■ **Required work**: Exactly how many lines have the word "estensione"? Answer with the bare number.

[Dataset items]
%%
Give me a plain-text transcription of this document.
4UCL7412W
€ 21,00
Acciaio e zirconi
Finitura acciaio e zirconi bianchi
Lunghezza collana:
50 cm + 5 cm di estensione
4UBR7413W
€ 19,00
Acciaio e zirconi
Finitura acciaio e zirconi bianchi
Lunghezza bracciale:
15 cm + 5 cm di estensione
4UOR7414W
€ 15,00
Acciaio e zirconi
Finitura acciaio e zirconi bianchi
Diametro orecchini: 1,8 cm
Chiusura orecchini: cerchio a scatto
%%
%%
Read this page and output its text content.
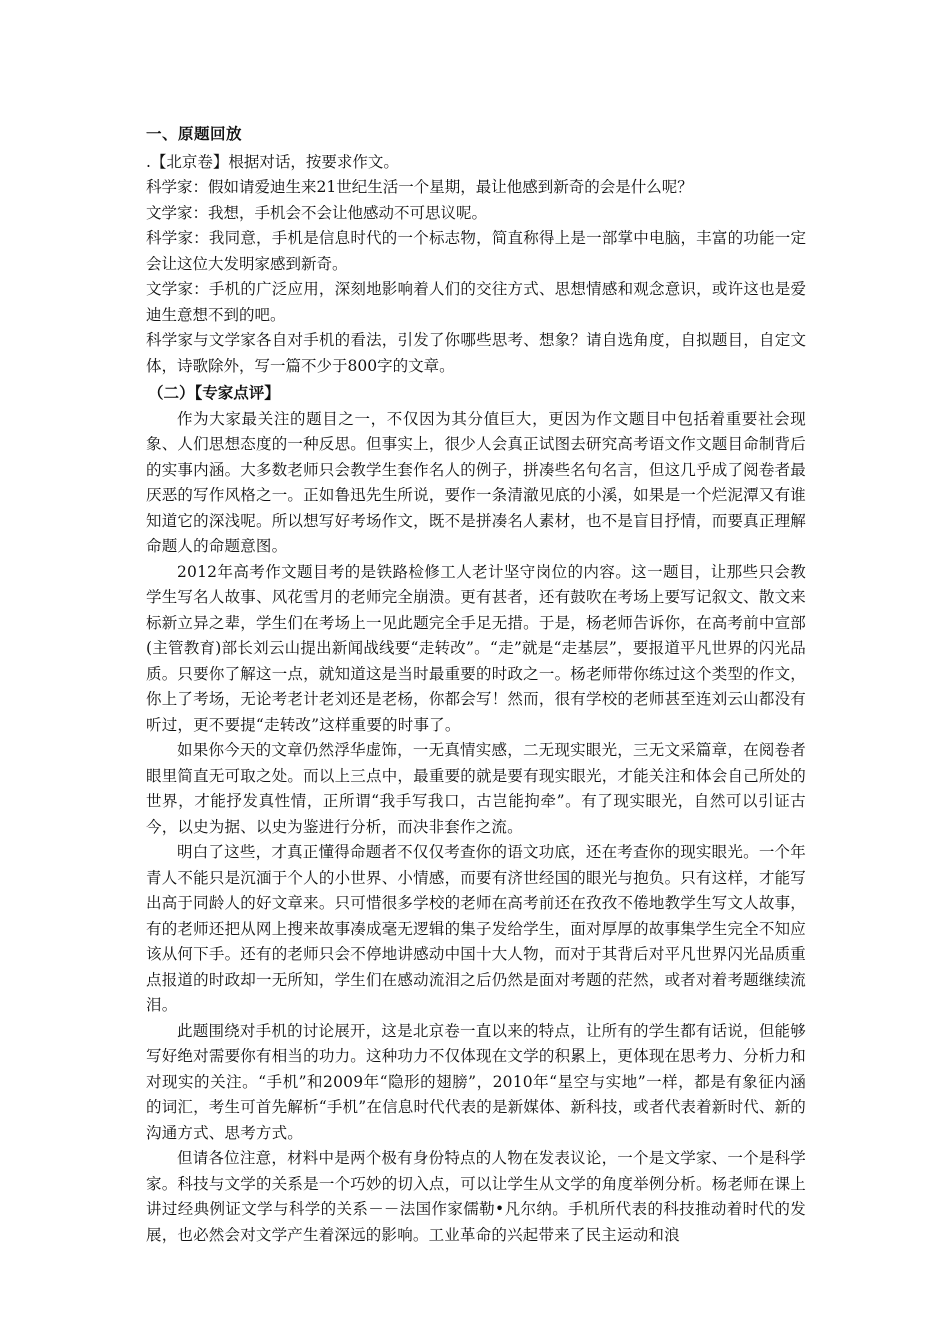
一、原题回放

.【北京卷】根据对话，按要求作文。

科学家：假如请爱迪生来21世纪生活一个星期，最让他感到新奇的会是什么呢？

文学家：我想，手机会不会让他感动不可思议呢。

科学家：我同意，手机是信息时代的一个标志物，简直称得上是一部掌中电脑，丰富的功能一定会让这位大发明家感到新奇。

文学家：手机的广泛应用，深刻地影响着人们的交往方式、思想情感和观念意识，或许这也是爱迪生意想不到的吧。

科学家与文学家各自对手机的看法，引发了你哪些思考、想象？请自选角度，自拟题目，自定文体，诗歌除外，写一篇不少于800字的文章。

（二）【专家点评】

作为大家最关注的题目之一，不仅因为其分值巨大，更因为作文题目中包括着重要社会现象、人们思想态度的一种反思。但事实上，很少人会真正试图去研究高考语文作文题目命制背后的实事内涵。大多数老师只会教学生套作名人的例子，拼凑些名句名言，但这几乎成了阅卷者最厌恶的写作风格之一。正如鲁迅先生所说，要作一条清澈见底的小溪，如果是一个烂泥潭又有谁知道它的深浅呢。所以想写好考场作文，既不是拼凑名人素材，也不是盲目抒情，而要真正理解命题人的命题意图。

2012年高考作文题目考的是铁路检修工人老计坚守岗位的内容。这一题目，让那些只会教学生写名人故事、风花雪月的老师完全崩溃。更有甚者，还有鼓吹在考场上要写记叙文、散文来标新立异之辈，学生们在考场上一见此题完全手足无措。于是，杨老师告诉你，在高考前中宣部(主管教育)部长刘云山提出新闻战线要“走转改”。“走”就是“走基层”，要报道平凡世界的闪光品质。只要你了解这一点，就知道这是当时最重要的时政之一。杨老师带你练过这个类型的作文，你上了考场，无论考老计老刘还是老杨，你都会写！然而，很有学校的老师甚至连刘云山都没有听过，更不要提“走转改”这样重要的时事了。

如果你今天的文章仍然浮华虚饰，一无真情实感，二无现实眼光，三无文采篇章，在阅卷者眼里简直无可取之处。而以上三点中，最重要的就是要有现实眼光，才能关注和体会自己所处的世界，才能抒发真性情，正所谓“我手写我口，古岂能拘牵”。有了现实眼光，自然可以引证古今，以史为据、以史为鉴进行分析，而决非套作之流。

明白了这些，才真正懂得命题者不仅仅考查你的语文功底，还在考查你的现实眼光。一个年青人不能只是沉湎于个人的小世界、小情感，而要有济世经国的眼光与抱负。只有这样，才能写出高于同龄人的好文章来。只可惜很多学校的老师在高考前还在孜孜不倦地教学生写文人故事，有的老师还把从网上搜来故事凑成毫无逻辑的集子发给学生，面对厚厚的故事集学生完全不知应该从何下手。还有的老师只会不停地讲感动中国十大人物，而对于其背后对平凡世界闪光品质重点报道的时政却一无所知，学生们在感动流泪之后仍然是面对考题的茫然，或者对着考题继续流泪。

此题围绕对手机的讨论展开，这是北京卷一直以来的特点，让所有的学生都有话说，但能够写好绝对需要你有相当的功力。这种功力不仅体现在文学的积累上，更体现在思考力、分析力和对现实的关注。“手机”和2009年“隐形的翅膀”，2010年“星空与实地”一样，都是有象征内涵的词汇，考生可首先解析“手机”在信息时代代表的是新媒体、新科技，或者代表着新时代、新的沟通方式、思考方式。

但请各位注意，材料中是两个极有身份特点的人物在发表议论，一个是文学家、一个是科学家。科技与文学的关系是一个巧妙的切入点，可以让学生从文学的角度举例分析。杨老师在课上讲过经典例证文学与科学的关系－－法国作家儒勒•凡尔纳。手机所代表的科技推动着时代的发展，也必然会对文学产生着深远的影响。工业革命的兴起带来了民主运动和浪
%%
■ **Result of the exercise**: 2